**Written task:** Scan the listing below for the word "label" and state how many lines hold it. Write nothing but the number.

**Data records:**
****************
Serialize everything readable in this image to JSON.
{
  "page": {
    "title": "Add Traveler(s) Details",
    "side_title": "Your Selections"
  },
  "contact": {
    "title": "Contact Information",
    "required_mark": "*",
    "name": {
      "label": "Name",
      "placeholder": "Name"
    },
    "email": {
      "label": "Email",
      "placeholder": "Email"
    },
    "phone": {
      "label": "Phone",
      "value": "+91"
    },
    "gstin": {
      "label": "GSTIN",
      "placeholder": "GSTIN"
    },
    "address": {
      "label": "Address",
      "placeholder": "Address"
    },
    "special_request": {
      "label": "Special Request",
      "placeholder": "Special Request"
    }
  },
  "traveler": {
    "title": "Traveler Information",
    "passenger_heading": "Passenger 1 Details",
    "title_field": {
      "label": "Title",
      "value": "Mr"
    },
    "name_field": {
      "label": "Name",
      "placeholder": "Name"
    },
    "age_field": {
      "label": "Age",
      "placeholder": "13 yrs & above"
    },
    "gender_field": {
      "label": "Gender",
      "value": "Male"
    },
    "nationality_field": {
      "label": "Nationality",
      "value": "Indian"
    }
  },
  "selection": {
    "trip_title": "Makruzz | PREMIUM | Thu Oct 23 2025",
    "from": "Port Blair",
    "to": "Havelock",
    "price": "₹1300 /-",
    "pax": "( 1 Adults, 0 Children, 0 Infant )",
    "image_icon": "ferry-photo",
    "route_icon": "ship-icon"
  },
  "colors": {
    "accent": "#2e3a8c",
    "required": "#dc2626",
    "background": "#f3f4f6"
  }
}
****************
**Answer to the exercise:** 11